▶ [Available data]
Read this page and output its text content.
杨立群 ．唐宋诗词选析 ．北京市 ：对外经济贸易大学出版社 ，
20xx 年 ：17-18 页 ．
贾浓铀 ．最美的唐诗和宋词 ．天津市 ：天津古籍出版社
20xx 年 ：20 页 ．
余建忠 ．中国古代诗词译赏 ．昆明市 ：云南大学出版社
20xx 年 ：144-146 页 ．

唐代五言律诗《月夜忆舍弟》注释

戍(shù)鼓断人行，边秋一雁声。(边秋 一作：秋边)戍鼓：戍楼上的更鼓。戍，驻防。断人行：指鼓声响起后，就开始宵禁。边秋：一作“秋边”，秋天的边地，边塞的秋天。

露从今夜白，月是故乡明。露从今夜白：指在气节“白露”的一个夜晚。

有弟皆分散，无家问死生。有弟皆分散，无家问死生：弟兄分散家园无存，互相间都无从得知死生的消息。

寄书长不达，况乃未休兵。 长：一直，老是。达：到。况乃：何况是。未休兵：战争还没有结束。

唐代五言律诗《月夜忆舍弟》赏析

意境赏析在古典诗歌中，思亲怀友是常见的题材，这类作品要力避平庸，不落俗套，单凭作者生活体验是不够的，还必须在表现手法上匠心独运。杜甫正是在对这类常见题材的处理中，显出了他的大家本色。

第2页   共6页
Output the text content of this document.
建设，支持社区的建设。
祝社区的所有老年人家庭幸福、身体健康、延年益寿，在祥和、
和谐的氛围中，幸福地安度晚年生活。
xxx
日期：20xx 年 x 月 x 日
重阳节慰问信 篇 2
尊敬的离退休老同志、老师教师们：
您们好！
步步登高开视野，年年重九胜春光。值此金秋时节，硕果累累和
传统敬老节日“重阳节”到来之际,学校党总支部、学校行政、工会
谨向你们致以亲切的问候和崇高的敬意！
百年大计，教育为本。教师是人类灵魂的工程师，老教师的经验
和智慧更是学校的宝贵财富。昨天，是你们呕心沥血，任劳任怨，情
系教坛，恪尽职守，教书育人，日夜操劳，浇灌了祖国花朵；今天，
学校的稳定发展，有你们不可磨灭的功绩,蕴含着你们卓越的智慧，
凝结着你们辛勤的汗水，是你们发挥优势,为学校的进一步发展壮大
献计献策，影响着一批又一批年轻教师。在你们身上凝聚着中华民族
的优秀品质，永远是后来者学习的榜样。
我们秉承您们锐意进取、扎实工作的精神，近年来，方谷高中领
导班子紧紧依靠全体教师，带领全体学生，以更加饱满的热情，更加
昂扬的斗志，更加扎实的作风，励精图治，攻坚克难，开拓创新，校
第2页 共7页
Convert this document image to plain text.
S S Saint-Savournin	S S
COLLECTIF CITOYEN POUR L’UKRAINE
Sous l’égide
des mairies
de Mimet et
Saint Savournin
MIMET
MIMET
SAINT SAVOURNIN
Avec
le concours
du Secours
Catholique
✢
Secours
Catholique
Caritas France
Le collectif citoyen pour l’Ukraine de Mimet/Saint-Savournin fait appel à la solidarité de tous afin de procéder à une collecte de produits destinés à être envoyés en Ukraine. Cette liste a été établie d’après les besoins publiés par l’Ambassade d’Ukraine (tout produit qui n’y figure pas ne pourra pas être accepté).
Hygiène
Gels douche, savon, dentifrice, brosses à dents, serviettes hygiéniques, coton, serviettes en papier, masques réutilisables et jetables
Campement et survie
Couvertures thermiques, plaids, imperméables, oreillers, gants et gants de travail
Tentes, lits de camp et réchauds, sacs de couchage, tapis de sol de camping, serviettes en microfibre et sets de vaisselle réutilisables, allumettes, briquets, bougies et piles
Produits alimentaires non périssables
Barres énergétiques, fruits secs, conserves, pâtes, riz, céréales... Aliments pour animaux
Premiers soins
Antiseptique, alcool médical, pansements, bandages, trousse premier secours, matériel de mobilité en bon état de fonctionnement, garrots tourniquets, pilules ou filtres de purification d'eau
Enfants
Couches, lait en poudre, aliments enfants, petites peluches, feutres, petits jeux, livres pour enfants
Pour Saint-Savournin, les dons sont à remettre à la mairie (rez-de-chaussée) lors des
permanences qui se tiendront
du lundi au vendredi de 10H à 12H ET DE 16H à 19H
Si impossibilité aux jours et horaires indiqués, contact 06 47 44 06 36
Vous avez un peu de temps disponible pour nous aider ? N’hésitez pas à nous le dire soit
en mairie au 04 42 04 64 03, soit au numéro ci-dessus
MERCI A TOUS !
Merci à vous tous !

▶ [The task] Search the material above for "soit". Pull out each line where it shows up.

▶ [Response to this task]
Vous avez un peu de temps disponible pour nous aider ? N’hésitez pas à nous le dire soit
en mairie au 04 42 04 64 03, soit au numéro ci-dessus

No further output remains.